Your task: Pull each line holding "document" out of the entries below.

****************

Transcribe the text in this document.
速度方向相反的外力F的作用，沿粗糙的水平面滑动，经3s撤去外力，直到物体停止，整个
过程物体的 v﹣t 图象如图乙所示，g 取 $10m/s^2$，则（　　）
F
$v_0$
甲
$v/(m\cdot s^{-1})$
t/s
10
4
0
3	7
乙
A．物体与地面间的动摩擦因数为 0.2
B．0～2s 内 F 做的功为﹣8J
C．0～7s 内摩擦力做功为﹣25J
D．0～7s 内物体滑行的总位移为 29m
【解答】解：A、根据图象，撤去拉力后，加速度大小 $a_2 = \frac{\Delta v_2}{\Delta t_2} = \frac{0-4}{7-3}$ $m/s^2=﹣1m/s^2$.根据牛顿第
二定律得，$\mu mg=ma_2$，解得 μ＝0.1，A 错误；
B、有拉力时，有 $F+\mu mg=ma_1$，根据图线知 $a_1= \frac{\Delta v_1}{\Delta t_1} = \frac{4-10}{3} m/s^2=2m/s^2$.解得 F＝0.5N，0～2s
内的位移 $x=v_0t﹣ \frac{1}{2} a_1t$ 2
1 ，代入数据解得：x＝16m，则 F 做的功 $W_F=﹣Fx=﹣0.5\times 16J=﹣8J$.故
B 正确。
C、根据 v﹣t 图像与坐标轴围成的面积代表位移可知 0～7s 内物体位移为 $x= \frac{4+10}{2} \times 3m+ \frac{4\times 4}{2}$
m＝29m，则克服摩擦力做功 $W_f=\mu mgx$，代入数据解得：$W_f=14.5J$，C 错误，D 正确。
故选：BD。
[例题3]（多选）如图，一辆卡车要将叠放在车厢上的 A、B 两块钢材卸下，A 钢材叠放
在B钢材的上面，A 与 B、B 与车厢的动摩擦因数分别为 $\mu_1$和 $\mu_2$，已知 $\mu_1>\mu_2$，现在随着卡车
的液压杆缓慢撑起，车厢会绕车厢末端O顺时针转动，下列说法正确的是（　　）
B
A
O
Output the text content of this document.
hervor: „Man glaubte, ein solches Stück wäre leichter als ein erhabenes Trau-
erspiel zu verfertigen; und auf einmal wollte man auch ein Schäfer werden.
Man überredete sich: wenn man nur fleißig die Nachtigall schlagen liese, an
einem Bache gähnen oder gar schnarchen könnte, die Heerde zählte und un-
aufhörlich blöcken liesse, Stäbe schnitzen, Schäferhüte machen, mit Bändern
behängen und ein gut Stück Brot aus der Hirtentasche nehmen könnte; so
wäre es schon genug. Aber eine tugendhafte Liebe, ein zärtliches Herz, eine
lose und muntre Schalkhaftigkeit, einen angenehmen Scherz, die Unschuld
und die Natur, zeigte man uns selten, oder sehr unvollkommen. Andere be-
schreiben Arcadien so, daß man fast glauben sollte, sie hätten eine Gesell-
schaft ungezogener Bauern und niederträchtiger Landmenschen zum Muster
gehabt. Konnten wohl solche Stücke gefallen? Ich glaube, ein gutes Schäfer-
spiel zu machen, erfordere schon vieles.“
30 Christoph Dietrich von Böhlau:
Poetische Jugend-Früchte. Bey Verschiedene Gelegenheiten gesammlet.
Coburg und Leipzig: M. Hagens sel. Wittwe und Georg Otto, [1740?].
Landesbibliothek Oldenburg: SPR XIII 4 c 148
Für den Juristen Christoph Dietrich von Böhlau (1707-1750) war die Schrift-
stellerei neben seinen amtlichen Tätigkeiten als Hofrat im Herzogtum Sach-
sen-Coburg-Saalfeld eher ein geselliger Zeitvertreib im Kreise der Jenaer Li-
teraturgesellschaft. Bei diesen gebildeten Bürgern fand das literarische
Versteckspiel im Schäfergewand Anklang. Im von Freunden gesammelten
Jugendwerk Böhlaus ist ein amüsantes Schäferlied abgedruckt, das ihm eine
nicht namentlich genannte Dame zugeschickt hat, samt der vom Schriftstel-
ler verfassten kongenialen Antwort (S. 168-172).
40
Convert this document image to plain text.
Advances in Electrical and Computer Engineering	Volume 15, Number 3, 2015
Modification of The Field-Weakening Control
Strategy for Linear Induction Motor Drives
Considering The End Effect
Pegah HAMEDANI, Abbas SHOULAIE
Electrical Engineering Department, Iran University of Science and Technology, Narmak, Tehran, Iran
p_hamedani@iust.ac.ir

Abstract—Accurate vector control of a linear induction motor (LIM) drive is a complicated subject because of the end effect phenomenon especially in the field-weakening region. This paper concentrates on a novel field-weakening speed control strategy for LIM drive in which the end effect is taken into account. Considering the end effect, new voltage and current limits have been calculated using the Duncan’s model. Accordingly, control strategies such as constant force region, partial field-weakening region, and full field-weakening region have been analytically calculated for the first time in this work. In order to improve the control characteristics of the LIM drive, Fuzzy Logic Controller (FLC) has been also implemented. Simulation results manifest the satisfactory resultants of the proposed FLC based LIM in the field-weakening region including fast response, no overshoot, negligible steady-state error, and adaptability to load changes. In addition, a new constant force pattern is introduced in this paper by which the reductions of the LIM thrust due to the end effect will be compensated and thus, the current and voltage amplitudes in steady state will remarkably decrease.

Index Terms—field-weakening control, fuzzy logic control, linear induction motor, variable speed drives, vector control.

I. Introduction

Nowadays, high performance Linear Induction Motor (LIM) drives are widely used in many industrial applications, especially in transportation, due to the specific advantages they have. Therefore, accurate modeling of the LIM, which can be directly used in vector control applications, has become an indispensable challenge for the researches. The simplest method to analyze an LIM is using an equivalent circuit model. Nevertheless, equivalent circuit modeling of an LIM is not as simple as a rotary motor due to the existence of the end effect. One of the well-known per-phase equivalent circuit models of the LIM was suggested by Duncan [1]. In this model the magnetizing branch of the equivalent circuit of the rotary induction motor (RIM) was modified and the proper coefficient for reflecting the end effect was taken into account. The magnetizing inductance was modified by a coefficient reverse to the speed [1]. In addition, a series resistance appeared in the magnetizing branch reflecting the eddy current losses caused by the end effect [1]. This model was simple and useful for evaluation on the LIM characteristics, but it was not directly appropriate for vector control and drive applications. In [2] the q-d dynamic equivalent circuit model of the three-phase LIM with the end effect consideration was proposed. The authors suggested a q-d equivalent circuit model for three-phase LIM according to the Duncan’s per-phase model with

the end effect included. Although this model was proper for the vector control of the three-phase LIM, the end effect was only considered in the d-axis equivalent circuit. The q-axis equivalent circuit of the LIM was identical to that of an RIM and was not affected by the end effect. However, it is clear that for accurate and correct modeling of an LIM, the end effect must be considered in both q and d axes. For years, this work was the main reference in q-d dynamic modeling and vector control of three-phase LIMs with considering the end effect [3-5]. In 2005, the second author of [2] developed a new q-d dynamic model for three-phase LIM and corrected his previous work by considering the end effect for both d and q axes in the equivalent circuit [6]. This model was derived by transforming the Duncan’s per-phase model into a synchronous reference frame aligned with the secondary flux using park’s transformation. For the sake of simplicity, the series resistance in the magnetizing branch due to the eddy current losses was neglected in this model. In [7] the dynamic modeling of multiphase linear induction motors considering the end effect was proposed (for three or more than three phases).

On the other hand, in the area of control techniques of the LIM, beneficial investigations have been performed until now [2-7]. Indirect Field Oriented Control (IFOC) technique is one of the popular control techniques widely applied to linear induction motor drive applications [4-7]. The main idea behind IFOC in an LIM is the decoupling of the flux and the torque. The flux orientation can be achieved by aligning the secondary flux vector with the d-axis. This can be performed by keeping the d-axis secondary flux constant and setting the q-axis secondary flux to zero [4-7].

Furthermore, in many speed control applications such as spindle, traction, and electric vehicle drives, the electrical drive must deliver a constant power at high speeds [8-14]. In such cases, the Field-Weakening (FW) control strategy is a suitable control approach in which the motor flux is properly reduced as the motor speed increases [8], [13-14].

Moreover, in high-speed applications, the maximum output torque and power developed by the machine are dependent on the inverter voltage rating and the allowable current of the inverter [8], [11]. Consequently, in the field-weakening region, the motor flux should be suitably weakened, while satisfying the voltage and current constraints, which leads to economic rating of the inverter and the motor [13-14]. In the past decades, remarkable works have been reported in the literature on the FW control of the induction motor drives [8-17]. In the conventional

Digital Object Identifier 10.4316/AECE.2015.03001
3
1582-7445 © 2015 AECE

****************

Response for this exercise:
Transcribe the text in this document.
Output the text content of this document.
Convert this document image to plain text.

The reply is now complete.